■ **WHAT IS BEING ASKED**
Beginning at the line containing "Transcribe this image's", output every line to the end of the data below exactly as it appears.

■ **MATERIAL FOR THE TASK**
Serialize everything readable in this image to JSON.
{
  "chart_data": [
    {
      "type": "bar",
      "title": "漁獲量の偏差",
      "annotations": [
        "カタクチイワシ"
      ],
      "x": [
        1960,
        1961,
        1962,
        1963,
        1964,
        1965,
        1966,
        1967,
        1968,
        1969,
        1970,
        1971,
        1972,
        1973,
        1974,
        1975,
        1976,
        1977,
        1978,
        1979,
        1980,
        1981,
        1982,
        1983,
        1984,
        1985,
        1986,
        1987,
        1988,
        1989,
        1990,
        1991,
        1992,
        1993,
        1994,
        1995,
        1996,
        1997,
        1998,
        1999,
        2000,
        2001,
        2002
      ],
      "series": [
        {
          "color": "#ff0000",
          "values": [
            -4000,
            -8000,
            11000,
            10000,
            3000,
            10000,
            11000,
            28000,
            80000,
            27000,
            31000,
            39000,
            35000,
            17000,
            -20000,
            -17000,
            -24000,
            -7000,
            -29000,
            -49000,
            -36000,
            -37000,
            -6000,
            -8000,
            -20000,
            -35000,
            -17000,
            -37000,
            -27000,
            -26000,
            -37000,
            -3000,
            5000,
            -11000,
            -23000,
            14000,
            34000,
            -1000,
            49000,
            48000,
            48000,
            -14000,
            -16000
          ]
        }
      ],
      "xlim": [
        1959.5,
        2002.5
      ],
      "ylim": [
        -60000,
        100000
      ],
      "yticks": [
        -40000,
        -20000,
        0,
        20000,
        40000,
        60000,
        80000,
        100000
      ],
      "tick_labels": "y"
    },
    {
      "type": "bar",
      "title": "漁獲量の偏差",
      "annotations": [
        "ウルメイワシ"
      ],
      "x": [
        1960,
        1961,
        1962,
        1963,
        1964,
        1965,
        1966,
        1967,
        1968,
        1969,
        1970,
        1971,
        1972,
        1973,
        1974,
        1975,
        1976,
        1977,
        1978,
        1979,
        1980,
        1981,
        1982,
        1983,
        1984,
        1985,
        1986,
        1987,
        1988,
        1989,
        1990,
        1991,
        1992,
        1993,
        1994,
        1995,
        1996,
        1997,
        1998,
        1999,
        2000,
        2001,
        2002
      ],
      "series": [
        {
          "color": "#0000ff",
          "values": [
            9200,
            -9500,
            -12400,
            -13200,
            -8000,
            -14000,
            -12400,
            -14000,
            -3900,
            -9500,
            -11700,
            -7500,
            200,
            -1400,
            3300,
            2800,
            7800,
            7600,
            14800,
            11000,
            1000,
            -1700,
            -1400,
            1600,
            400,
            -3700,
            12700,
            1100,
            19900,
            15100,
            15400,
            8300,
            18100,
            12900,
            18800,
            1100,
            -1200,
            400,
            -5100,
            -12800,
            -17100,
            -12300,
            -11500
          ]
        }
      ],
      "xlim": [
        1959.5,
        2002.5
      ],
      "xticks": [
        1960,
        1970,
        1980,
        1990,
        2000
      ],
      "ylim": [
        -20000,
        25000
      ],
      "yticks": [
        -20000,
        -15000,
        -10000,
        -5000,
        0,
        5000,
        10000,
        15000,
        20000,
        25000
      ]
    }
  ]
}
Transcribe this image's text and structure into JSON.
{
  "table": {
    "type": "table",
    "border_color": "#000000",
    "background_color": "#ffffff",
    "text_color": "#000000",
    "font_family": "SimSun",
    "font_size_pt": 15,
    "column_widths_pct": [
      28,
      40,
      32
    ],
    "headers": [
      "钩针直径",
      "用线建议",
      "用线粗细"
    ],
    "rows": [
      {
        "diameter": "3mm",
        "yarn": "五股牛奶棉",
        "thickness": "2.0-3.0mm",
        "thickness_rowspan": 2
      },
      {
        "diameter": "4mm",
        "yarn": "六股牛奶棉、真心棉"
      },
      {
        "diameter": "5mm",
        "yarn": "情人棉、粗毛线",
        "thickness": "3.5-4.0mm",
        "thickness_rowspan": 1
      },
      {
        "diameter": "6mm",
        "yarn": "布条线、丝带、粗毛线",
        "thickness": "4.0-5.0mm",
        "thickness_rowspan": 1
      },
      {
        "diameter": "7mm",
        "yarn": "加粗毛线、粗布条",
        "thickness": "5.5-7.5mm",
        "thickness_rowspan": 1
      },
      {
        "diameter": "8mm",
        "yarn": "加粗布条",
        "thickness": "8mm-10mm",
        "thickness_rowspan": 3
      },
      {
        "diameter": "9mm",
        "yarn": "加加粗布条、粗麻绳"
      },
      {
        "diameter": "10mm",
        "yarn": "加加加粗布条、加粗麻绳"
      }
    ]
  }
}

■ **SOLUTION TO THIS TASK**
Transcribe this image's text and structure into JSON.
{
  "table": {
    "type": "table",
    "border_color": "#000000",
    "background_color": "#ffffff",
    "text_color": "#000000",
    "font_family": "SimSun",
    "font_size_pt": 15,
    "column_widths_pct": [
      28,
      40,
      32
    ],
    "headers": [
      "钩针直径",
      "用线建议",
      "用线粗细"
    ],
    "rows": [
      {
        "diameter": "3mm",
        "yarn": "五股牛奶棉",
        "thickness": "2.0-3.0mm",
        "thickness_rowspan": 2
      },
      {
        "diameter": "4mm",
        "yarn": "六股牛奶棉、真心棉"
      },
      {
        "diameter": "5mm",
        "yarn": "情人棉、粗毛线",
        "thickness": "3.5-4.0mm",
        "thickness_rowspan": 1
      },
      {
        "diameter": "6mm",
        "yarn": "布条线、丝带、粗毛线",
        "thickness": "4.0-5.0mm",
        "thickness_rowspan": 1
      },
      {
        "diameter": "7mm",
        "yarn": "加粗毛线、粗布条",
        "thickness": "5.5-7.5mm",
        "thickness_rowspan": 1
      },
      {
        "diameter": "8mm",
        "yarn": "加粗布条",
        "thickness": "8mm-10mm",
        "thickness_rowspan": 3
      },
      {
        "diameter": "9mm",
        "yarn": "加加粗布条、粗麻绳"
      },
      {
        "diameter": "10mm",
        "yarn": "加加加粗布条、加粗麻绳"
      }
    ]
  }
}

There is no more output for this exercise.